Find the lines of data that contain the string "screenshot", then list them.

── Materials provided ──

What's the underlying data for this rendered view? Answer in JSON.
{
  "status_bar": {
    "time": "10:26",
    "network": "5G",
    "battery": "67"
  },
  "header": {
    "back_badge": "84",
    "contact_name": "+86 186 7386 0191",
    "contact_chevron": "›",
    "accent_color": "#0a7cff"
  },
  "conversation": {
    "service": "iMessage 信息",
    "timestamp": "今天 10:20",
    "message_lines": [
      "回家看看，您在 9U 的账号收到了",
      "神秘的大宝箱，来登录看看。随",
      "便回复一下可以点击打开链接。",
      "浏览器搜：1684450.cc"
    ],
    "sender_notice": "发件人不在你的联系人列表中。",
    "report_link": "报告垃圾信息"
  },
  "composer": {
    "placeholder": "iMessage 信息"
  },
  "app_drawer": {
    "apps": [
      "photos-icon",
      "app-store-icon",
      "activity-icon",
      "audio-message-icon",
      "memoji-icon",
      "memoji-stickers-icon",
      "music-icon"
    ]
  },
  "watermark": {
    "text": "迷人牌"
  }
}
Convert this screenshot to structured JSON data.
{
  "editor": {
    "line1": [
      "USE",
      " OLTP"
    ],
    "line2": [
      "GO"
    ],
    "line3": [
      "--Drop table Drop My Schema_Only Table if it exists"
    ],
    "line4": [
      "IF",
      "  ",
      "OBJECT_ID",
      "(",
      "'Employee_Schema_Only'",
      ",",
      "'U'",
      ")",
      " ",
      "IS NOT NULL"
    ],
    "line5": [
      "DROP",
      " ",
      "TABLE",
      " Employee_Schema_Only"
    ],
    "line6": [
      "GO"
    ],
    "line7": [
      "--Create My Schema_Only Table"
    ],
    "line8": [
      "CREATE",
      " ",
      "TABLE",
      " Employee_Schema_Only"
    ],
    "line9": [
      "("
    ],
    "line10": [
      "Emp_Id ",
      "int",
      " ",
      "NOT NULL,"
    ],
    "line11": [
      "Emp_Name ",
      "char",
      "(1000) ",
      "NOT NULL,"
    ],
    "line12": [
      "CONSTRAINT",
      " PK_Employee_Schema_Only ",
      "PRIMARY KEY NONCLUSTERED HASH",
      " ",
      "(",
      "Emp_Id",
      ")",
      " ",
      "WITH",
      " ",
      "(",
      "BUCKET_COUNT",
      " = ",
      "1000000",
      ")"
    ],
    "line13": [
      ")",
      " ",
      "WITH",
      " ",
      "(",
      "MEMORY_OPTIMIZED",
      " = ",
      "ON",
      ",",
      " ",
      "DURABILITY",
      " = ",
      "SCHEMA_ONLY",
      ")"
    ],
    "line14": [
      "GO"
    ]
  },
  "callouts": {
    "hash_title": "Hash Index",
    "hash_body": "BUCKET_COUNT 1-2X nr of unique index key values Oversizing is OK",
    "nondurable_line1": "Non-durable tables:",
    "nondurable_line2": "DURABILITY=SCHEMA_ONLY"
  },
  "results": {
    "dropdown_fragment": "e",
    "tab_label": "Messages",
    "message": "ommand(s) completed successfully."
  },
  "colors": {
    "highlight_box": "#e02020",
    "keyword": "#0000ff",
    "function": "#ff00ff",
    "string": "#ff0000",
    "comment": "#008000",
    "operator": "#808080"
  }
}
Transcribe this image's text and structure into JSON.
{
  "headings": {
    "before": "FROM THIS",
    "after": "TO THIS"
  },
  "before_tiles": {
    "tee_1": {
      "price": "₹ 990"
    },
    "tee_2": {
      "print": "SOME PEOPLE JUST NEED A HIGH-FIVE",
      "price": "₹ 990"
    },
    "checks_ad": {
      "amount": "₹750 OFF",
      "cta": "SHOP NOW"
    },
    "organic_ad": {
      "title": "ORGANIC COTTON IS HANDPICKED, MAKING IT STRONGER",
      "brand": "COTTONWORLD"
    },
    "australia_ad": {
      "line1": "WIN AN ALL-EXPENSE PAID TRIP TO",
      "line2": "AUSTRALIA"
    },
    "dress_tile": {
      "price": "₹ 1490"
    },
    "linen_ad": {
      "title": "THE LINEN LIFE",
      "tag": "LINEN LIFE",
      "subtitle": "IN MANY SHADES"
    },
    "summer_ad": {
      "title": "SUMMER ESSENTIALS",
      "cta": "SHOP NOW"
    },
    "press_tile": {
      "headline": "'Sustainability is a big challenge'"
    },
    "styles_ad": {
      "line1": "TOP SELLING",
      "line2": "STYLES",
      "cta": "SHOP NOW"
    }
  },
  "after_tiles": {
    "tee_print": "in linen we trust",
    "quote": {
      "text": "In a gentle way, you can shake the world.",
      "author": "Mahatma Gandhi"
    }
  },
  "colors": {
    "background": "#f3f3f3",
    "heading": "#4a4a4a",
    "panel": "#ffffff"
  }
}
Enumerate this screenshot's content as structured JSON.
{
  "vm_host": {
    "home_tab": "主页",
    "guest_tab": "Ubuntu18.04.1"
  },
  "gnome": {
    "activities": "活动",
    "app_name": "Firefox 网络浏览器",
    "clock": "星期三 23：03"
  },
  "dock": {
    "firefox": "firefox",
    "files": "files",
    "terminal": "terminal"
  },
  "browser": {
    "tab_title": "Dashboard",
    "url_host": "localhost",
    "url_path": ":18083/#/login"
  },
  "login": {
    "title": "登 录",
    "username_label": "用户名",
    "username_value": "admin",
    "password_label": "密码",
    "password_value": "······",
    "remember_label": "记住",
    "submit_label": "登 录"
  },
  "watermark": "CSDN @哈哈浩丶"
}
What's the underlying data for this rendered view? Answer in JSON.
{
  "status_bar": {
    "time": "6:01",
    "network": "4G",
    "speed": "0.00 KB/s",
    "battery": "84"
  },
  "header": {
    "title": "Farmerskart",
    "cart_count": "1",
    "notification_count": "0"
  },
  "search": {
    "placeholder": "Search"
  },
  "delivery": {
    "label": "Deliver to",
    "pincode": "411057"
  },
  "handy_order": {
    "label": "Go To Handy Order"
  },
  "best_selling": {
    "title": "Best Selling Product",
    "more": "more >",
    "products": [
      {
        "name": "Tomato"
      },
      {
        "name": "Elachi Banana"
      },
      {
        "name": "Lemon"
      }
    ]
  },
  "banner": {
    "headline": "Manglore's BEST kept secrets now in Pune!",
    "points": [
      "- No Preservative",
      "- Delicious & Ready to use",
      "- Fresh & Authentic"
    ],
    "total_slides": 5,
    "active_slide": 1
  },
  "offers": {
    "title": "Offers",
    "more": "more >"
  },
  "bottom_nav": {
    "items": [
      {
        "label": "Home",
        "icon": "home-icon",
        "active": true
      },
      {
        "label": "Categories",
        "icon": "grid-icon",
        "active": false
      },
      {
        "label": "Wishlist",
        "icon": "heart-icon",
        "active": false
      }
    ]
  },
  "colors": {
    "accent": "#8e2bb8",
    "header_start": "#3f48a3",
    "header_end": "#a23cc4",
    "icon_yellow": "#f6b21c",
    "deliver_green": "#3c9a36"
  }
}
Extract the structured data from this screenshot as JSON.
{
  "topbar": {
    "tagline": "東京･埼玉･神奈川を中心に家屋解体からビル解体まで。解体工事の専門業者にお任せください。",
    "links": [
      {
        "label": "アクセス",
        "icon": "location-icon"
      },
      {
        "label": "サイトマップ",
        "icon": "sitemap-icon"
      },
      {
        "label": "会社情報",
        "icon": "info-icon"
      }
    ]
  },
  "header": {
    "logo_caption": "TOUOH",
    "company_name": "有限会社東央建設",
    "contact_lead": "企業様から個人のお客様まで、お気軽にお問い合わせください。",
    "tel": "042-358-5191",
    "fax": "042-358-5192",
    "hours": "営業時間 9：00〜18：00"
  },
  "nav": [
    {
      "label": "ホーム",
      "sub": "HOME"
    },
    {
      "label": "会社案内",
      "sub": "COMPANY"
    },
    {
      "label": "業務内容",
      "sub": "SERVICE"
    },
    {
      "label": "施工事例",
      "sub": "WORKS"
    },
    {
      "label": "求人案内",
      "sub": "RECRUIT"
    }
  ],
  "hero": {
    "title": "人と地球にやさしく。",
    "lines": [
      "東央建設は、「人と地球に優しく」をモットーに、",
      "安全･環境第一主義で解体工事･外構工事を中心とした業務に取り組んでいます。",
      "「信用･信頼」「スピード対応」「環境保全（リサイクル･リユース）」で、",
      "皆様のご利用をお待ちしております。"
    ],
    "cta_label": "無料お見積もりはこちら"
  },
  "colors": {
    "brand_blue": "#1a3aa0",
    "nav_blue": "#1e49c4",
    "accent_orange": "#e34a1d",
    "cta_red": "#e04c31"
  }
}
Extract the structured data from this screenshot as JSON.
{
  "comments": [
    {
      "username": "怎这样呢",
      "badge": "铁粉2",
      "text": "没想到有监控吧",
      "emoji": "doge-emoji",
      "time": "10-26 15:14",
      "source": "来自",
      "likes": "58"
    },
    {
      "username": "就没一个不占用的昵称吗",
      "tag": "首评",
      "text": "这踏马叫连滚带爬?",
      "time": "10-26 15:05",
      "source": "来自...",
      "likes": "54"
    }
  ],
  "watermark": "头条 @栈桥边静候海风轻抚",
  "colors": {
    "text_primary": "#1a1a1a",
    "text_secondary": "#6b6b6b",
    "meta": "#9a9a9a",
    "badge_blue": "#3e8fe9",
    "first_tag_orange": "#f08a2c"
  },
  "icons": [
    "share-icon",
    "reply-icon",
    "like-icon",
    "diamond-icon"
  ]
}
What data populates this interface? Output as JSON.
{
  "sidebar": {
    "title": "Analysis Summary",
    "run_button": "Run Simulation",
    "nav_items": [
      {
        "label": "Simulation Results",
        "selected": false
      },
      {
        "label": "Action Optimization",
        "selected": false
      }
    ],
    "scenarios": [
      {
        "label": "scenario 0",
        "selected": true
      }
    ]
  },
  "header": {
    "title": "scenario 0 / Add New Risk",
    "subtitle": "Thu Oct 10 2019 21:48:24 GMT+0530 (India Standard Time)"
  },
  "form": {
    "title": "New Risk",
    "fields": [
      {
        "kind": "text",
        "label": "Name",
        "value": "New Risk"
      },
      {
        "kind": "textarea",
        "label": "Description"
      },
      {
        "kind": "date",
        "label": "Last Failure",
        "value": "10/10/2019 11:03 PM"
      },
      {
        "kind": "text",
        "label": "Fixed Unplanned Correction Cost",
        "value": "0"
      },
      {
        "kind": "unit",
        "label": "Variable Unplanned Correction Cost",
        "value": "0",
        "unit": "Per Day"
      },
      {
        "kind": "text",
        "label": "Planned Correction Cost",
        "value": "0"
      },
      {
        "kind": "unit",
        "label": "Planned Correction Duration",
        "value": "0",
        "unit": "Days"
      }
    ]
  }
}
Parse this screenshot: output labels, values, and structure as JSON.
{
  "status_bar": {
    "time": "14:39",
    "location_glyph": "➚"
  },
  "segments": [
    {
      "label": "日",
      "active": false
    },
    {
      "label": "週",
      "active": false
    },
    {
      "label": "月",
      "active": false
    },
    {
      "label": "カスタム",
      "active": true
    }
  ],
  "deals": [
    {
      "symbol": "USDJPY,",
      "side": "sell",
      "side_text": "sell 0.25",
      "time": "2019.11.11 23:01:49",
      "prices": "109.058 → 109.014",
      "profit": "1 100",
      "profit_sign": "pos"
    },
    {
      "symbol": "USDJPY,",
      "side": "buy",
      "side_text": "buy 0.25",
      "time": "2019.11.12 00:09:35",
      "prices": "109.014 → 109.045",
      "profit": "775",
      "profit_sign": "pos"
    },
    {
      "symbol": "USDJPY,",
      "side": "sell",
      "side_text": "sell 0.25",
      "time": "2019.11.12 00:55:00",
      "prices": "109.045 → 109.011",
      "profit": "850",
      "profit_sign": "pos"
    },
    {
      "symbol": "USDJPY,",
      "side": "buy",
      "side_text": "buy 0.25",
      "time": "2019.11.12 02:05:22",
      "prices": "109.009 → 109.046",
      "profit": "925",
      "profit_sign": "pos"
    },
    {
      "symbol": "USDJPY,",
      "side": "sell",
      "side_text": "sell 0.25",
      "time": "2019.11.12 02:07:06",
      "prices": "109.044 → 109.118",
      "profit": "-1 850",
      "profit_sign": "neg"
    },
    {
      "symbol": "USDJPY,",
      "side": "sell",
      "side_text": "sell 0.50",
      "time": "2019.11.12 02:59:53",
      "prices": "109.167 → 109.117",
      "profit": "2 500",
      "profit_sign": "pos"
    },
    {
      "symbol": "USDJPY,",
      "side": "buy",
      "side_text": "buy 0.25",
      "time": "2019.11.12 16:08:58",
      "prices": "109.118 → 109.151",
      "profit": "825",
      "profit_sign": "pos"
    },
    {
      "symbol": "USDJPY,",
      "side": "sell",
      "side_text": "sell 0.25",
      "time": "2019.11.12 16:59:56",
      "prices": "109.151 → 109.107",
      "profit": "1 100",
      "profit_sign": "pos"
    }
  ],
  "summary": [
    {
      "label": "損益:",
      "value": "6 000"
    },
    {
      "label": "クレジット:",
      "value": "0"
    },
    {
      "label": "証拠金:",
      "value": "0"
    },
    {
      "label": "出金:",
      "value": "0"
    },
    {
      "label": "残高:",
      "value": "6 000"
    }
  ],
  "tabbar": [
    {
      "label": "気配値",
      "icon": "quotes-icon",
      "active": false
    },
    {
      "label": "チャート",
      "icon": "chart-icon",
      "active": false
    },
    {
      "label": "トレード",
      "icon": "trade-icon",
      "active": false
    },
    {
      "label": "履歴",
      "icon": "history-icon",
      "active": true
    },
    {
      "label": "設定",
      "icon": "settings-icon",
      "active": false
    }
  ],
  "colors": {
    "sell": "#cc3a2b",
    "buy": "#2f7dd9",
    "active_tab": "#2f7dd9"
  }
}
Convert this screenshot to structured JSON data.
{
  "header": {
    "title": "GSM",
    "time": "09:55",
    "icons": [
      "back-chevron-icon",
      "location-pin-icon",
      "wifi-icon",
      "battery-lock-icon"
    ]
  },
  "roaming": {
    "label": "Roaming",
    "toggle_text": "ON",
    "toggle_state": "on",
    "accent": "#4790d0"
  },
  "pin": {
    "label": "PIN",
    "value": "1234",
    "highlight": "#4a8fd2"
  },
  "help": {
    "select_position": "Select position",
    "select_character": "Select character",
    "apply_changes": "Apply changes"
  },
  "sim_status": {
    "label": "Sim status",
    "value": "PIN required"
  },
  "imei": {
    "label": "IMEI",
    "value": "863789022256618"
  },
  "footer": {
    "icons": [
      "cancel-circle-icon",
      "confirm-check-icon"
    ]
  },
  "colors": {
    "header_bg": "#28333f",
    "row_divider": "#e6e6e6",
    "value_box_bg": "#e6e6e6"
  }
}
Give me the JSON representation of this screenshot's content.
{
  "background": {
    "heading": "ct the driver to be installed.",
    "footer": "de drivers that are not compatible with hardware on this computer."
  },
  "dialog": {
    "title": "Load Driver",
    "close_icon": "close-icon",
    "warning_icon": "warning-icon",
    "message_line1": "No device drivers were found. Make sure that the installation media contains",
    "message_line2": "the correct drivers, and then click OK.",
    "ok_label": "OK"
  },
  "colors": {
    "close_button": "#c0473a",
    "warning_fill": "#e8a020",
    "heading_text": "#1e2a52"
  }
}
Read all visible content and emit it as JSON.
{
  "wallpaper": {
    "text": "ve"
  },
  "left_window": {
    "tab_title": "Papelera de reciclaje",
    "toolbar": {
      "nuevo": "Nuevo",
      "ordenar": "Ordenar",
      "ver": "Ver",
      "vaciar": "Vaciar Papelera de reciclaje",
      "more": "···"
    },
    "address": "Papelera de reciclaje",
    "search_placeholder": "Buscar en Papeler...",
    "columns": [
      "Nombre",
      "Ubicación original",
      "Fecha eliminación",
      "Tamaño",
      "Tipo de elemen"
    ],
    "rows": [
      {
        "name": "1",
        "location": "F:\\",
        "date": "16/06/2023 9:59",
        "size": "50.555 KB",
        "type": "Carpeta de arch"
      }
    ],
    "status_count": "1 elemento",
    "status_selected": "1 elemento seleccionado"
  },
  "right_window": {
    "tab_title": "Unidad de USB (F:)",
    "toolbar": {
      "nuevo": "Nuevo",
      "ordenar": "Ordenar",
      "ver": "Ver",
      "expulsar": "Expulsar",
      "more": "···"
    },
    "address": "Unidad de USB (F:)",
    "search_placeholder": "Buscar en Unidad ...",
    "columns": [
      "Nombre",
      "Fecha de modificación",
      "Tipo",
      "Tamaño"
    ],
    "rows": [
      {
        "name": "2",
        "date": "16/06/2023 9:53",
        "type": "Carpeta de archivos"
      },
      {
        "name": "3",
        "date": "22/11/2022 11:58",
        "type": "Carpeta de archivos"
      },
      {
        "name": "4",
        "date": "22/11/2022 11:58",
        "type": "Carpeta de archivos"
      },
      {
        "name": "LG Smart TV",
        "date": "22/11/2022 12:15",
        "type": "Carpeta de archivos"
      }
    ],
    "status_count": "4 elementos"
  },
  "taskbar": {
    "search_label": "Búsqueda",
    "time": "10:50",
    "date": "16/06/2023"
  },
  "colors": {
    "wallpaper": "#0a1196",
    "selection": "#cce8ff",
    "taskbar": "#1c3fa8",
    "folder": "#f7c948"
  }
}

───

**Solution**
Convert this screenshot to structured JSON data.
Enumerate this screenshot's content as structured JSON.
Extract the structured data from this screenshot as JSON.
Extract the structured data from this screenshot as JSON.
Parse this screenshot: output labels, values, and structure as JSON.
Convert this screenshot to structured JSON data.
Give me the JSON representation of this screenshot's content.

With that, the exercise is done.